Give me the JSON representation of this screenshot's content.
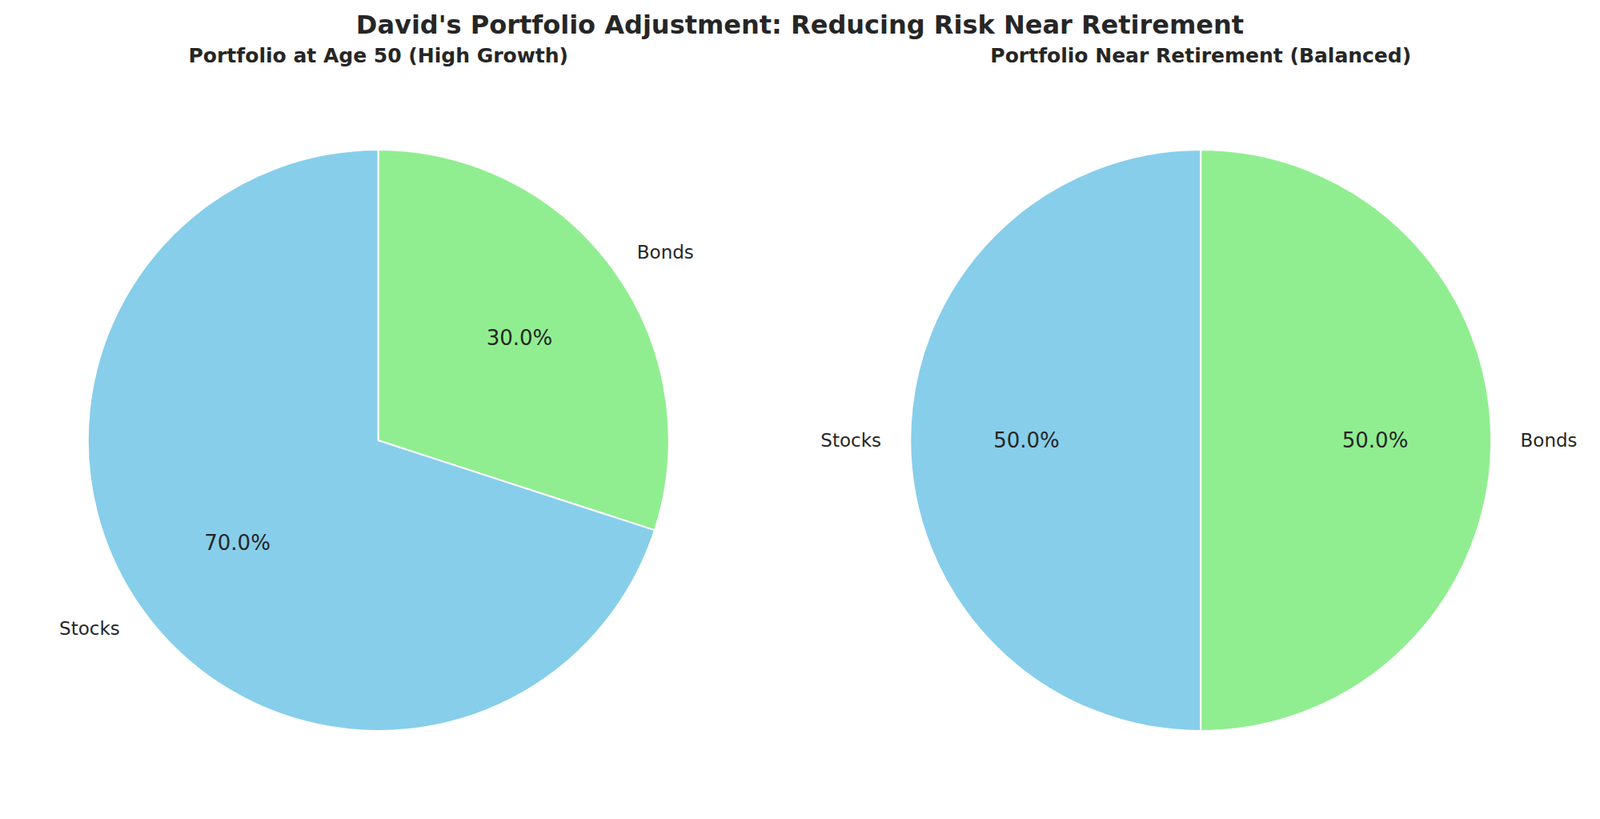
{
  "title": "David's Portfolio Adjustment: Reducing Risk Near Retirement",
  "chart_data": [
    {
      "type": "pie",
      "title": "Portfolio at Age 50 (High Growth)",
      "categories": [
        "Stocks",
        "Bonds"
      ],
      "values": [
        70,
        30
      ],
      "value_labels": [
        "70.0%",
        "30.0%"
      ],
      "colors": [
        "#87ceeb",
        "#90ee90"
      ],
      "data_labels": true
    },
    {
      "type": "pie",
      "title": "Portfolio Near Retirement (Balanced)",
      "categories": [
        "Stocks",
        "Bonds"
      ],
      "values": [
        50,
        50
      ],
      "value_labels": [
        "50.0%",
        "50.0%"
      ],
      "colors": [
        "#87ceeb",
        "#90ee90"
      ],
      "data_labels": true
    }
  ]
}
○ ○ ○
■ Task description ■
Which lines contain the word "Portfolio"? Copy each one.

■ Complete answer ■
  "title": "David's Portfolio Adjustment: Reducing Risk Near Retirement",
      "title": "Portfolio at Age 50 (High Growth)",
      "title": "Portfolio Near Retirement (Balanced)",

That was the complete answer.